Figure data in JSON
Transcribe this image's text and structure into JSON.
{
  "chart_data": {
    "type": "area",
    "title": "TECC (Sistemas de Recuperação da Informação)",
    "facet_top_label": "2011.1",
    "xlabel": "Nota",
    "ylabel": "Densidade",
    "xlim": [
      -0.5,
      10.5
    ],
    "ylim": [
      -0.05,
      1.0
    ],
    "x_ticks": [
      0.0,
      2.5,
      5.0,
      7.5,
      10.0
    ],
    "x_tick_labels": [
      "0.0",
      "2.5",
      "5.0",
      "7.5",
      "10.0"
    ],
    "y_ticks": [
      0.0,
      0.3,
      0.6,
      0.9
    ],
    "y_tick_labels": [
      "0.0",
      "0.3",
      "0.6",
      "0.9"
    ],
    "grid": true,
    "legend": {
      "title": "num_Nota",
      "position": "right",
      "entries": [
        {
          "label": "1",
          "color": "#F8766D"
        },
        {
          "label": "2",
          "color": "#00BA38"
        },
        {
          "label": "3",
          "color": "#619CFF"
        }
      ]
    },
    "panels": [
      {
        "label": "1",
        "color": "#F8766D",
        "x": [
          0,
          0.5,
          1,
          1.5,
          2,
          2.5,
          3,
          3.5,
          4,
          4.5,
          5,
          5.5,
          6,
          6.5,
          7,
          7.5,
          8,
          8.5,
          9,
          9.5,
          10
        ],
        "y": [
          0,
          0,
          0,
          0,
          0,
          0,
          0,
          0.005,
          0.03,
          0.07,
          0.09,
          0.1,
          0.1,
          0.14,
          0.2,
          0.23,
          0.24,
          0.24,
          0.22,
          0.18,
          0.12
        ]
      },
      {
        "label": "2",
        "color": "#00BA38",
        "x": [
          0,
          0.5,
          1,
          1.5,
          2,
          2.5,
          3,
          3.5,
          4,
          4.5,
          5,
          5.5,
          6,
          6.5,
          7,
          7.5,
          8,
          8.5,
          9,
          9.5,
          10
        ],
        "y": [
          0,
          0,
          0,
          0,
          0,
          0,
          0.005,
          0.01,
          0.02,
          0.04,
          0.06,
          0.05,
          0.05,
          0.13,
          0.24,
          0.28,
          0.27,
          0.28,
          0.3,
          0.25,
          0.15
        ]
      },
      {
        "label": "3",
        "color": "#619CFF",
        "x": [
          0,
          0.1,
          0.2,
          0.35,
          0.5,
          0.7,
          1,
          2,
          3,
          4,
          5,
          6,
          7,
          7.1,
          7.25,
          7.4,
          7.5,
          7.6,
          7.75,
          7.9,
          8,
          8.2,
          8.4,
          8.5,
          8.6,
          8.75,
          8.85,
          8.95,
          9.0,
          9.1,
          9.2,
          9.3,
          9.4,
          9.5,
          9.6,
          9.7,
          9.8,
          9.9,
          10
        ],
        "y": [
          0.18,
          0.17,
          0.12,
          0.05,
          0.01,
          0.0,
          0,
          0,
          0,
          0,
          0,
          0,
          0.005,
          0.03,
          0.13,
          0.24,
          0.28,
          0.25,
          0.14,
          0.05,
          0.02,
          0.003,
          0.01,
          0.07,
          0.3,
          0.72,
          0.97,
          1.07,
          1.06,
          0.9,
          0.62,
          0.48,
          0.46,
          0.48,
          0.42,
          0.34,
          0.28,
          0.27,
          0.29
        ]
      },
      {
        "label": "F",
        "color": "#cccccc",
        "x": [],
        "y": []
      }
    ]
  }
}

- _TASK TO COMPLETE_:
Look through the material and copy each line that has "color".

- _COMPLETE ANSWER_:
          "color": "#F8766D"
          "color": "#00BA38"
          "color": "#619CFF"
        "color": "#F8766D",
        "color": "#00BA38",
        "color": "#619CFF",
        "color": "#cccccc",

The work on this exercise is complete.